YOUR TASK ▸ Please gather every line in the records below that contains the string "screenshot", copying each one in full.
— start —
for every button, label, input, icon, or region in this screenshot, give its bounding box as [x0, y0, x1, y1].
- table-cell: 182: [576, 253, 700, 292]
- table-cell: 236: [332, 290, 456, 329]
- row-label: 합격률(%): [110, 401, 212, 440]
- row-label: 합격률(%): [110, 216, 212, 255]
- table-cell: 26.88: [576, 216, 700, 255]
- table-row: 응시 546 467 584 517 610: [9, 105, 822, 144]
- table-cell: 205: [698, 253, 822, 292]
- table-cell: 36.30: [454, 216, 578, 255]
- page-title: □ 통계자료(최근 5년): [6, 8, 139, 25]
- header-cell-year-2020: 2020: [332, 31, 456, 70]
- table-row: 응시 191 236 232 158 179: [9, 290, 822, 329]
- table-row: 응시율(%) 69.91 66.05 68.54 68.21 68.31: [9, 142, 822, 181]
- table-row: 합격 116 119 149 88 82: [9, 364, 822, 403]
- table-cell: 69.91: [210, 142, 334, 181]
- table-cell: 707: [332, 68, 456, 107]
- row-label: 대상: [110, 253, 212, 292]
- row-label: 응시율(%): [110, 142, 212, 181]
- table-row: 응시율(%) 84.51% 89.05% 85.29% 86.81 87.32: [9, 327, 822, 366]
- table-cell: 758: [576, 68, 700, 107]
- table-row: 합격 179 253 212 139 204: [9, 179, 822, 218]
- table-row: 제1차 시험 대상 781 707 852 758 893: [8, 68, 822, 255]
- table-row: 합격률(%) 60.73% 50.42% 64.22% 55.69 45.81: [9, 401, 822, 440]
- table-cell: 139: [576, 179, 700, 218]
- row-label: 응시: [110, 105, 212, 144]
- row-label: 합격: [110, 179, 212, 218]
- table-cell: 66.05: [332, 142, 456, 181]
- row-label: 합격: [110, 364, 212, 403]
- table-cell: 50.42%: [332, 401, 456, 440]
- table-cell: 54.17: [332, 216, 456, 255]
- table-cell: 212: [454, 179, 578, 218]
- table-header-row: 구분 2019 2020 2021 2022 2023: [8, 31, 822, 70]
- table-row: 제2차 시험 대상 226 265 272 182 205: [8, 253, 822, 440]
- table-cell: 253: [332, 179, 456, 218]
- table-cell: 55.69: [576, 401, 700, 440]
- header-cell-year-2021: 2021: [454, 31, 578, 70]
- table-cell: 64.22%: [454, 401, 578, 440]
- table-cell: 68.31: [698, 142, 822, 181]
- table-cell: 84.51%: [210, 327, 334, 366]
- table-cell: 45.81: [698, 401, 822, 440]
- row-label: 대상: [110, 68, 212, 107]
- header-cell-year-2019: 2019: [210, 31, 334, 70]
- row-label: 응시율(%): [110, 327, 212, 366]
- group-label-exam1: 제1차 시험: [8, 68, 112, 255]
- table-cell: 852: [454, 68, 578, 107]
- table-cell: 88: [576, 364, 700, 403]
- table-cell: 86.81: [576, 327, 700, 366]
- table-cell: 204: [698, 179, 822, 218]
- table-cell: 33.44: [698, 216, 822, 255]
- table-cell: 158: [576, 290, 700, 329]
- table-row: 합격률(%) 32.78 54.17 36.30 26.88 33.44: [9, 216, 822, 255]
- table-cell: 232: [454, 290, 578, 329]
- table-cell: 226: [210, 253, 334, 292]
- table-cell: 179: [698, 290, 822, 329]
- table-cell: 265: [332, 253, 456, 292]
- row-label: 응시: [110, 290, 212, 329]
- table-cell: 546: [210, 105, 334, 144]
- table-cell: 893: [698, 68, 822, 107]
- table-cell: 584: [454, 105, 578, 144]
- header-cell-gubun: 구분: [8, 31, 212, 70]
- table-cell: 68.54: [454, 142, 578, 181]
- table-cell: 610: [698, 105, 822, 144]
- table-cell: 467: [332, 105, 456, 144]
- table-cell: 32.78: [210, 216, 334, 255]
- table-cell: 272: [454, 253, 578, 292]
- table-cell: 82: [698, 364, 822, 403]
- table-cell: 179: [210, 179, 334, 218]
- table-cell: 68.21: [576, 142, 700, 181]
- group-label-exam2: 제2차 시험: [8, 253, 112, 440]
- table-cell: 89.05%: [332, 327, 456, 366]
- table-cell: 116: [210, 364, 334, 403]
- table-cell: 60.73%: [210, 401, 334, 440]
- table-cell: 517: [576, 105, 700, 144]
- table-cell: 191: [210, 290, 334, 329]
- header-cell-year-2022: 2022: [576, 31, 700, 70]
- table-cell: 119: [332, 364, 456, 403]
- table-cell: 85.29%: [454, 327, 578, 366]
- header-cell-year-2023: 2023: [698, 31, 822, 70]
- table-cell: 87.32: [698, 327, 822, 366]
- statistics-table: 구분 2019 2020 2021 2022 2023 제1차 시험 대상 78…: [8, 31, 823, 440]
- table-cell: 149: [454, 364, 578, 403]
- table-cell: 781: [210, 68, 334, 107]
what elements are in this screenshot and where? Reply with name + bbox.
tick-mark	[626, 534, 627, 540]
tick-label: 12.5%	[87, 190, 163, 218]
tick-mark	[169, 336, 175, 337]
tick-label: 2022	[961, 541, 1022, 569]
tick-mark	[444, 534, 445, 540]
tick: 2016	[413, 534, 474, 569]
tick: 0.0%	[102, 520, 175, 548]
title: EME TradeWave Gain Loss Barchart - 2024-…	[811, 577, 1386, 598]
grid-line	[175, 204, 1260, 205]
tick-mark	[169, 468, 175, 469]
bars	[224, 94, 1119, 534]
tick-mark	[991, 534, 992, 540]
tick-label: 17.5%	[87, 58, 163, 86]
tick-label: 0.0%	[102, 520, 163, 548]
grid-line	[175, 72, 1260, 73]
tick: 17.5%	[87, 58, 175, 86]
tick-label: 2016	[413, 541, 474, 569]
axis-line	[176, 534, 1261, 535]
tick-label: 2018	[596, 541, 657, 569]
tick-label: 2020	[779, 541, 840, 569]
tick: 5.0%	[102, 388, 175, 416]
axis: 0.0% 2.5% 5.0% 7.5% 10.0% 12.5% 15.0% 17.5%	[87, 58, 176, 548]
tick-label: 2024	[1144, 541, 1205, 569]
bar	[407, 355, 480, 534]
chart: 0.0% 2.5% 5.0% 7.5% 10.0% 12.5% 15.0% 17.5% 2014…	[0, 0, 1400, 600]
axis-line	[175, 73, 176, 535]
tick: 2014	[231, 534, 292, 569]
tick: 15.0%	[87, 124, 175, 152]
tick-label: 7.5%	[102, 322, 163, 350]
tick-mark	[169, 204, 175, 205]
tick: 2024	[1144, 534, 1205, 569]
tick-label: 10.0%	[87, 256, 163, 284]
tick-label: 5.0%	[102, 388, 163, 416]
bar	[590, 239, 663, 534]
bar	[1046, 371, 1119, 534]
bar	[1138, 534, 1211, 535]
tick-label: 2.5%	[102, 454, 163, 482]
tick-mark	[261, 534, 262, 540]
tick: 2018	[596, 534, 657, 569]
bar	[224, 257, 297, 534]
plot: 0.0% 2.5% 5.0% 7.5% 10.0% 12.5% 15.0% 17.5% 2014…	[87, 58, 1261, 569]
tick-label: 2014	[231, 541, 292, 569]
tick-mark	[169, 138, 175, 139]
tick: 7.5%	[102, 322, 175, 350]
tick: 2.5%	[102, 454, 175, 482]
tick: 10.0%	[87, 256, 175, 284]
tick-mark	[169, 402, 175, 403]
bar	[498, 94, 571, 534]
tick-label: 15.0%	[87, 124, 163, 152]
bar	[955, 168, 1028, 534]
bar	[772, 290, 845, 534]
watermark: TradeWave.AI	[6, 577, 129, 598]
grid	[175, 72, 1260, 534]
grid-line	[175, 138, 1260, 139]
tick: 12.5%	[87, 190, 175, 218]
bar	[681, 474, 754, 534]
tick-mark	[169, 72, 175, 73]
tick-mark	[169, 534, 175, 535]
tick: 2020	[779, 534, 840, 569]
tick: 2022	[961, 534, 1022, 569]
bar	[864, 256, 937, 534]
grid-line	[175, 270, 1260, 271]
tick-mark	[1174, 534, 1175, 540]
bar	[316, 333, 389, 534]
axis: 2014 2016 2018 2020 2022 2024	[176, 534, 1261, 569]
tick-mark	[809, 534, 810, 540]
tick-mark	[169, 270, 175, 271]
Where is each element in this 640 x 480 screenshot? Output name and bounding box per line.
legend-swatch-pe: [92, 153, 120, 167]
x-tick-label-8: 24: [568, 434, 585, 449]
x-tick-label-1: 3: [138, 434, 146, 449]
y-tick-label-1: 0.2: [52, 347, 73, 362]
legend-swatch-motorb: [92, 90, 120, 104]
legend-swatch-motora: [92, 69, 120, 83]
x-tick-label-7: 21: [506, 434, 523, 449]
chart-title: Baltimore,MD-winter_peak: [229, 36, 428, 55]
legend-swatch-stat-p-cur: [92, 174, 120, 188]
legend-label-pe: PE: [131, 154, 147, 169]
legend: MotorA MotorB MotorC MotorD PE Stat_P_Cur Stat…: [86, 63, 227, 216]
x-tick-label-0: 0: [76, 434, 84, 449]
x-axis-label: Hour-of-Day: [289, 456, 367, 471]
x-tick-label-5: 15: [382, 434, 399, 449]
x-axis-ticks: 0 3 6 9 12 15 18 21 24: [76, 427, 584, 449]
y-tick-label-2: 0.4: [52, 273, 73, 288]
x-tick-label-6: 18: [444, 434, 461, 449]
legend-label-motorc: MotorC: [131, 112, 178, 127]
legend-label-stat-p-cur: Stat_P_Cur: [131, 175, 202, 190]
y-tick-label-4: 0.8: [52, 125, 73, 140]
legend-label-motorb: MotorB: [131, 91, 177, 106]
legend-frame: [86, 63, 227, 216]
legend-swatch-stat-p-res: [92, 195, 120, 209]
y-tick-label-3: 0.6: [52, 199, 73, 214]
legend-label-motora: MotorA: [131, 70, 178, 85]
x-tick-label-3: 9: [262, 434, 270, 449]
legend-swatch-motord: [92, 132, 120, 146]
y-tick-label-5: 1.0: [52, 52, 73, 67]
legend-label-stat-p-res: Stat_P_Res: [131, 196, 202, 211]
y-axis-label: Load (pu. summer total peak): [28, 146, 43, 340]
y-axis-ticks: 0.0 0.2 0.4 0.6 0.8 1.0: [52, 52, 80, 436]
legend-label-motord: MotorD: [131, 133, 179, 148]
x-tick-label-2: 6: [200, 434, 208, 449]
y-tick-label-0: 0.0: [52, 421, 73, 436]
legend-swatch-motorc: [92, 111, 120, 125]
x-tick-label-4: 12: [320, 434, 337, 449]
— end —
COMPLETE ANSWER ▸
for every button, label, input, icon, or region in this screenshot, give its bounding box as [x0, y0, x1, y1].
what elements are in this screenshot and where? Reply with name + bbox.
Where is each element in this 640 x 480 screenshot? Output name and bounding box per line.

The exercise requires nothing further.